■ INSTRUCTIONS TO FOLLOW
Pull out every line in the data below that contains the string "logo", copying each one in full.

╭─ DATA FOR PROCESSING

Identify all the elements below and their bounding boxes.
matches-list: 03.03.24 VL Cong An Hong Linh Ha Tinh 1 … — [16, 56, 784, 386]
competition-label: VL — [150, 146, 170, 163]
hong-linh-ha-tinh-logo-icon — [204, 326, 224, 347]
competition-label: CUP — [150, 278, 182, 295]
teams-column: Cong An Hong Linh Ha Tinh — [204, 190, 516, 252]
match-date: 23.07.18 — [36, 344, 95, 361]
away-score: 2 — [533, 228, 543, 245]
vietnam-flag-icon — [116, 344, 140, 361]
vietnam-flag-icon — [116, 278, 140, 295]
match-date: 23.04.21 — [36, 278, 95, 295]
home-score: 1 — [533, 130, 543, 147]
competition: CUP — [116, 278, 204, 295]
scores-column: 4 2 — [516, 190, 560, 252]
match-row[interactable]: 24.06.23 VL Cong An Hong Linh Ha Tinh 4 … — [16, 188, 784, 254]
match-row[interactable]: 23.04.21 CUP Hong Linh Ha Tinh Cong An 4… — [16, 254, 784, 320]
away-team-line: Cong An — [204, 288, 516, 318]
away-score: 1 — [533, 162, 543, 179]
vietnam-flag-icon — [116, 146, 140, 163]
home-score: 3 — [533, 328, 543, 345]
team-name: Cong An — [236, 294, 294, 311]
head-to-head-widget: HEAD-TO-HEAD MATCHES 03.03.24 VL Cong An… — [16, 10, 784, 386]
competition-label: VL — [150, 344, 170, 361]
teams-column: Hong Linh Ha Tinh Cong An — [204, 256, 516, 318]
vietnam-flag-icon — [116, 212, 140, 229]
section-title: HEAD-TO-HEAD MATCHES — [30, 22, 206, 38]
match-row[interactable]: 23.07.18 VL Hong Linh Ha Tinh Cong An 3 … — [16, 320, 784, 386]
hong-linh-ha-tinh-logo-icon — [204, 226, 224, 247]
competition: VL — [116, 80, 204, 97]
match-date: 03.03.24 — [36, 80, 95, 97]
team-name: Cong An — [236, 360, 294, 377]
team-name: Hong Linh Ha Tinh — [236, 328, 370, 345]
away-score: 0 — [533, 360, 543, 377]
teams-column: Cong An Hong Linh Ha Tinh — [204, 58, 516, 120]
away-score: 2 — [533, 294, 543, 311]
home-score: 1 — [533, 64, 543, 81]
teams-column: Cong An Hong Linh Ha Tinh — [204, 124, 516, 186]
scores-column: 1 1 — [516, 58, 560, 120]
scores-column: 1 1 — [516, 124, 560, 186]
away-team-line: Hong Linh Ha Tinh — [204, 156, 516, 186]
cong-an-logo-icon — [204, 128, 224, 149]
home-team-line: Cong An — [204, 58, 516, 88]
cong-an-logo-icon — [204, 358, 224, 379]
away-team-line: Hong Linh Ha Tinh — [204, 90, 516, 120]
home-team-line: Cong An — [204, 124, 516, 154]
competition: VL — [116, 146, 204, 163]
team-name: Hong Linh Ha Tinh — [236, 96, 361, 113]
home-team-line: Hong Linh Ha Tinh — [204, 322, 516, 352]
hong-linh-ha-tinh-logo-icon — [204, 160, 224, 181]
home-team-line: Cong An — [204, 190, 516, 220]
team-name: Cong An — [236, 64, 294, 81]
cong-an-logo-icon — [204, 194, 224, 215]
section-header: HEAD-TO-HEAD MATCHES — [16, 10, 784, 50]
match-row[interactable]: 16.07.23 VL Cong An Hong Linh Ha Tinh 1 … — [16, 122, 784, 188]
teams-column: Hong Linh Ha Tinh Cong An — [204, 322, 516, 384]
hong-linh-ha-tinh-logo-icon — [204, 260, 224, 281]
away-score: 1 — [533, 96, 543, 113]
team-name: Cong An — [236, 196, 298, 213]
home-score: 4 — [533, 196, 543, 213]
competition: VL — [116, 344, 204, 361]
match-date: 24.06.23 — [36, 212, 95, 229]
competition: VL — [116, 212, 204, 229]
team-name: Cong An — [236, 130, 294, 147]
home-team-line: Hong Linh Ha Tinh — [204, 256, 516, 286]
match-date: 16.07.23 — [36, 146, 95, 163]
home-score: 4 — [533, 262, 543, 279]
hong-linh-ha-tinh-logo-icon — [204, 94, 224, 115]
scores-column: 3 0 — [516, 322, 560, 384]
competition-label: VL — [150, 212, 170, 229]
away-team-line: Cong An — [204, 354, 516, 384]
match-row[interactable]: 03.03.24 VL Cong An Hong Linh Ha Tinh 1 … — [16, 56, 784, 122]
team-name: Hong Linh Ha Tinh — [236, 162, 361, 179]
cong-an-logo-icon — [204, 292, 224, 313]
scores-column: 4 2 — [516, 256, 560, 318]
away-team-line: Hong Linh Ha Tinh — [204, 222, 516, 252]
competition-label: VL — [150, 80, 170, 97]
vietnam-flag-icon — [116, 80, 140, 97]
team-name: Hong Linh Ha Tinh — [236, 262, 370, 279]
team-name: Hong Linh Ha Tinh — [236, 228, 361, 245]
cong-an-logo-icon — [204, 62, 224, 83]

╰─

■ EXPECTED ANSWER
hong-linh-ha-tinh-logo-icon — [204, 326, 224, 347]
hong-linh-ha-tinh-logo-icon — [204, 226, 224, 247]
cong-an-logo-icon — [204, 128, 224, 149]
cong-an-logo-icon — [204, 358, 224, 379]
hong-linh-ha-tinh-logo-icon — [204, 160, 224, 181]
cong-an-logo-icon — [204, 194, 224, 215]
hong-linh-ha-tinh-logo-icon — [204, 260, 224, 281]
hong-linh-ha-tinh-logo-icon — [204, 94, 224, 115]
cong-an-logo-icon — [204, 292, 224, 313]
cong-an-logo-icon — [204, 62, 224, 83]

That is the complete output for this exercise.